## WRITTEN PROBLEM
Among these lines, how many include "parody"? Answer only with the number.

## RAW DATA
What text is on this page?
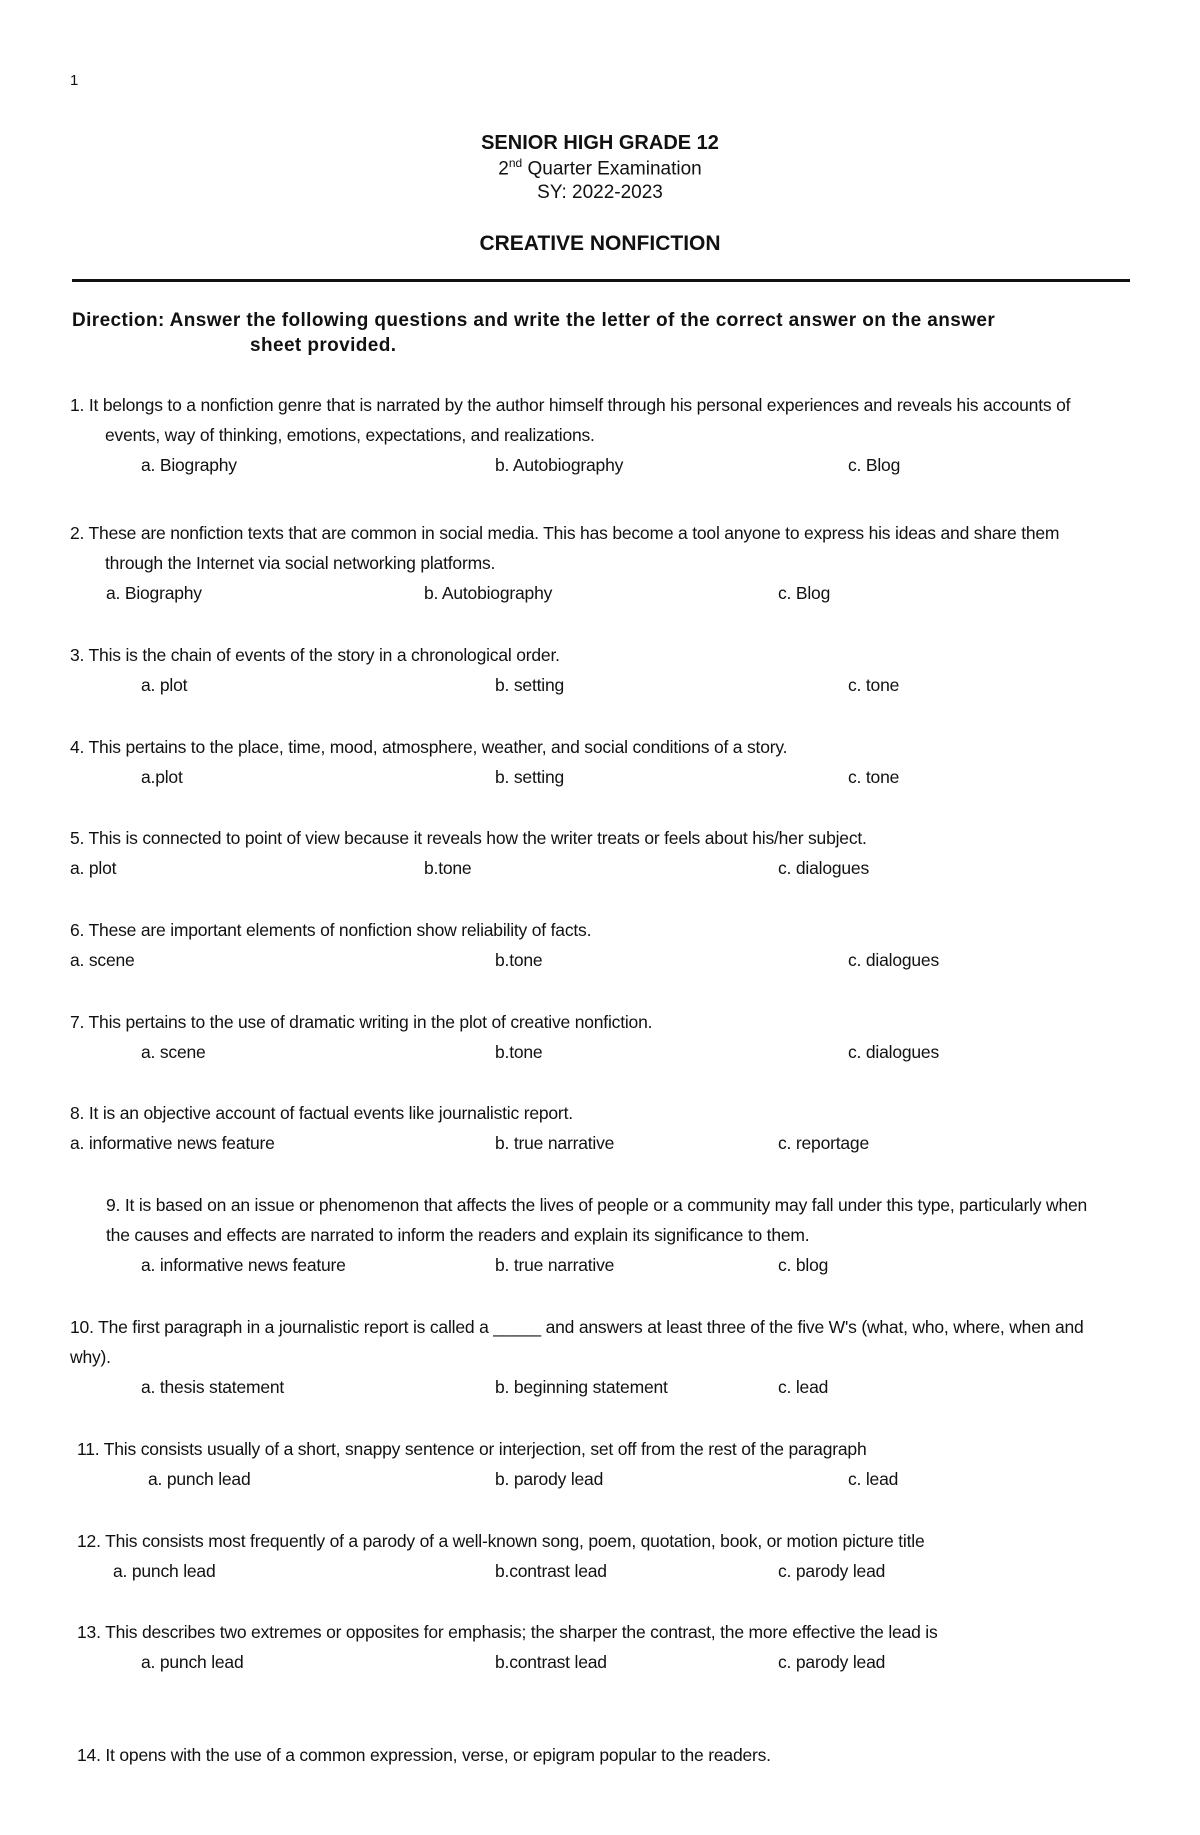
1
SENIOR HIGH GRADE 12
2nd Quarter Examination
SY: 2022-2023
CREATIVE NONFICTION
Direction: Answer the following questions and write the letter of the correct answer on the answer
sheet provided.
1. It belongs to a nonfiction genre that is narrated by the author himself through his personal experiences and reveals his accounts of
events, way of thinking, emotions, expectations, and realizations.
a. Biography	b. Autobiography	c. Blog
2. These are nonfiction texts that are common in social media. This has become a tool anyone to express his ideas and share them
through the Internet via social networking platforms.
a. Biography	b. Autobiography	c. Blog
3. This is the chain of events of the story in a chronological order.
a. plot	b. setting	c. tone
4. This pertains to the place, time, mood, atmosphere, weather, and social conditions of a story.
a.plot	b. setting	c. tone
5. This is connected to point of view because it reveals how the writer treats or feels about his/her subject.
a. plot	b.tone	c. dialogues
6. These are important elements of nonfiction show reliability of facts.
a. scene	b.tone	c. dialogues
7. This pertains to the use of dramatic writing in the plot of creative nonfiction.
a. scene	b.tone	c. dialogues
8. It is an objective account of factual events like journalistic report.
a. informative news feature	b. true narrative	c. reportage
9. It is based on an issue or phenomenon that affects the lives of people or a community may fall under this type, particularly when
the causes and effects are narrated to inform the readers and explain its significance to them.
a. informative news feature	b. true narrative	c. blog
10. The first paragraph in a journalistic report is called a _____ and answers at least three of the five W's (what, who, where, when and
why).
a. thesis statement	b. beginning statement	c. lead
11. This consists usually of a short, snappy sentence or interjection, set off from the rest of the paragraph
a. punch lead	b. parody lead	c. lead
12. This consists most frequently of a parody of a well-known song, poem, quotation, book, or motion picture title
a. punch lead	b.contrast lead	c. parody lead
13. This describes two extremes or opposites for emphasis; the sharper the contrast, the more effective the lead is
a. punch lead	b.contrast lead	c. parody lead
14. It opens with the use of a common expression, verse, or epigram popular to the readers.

## EXPECTED OUTPUT
4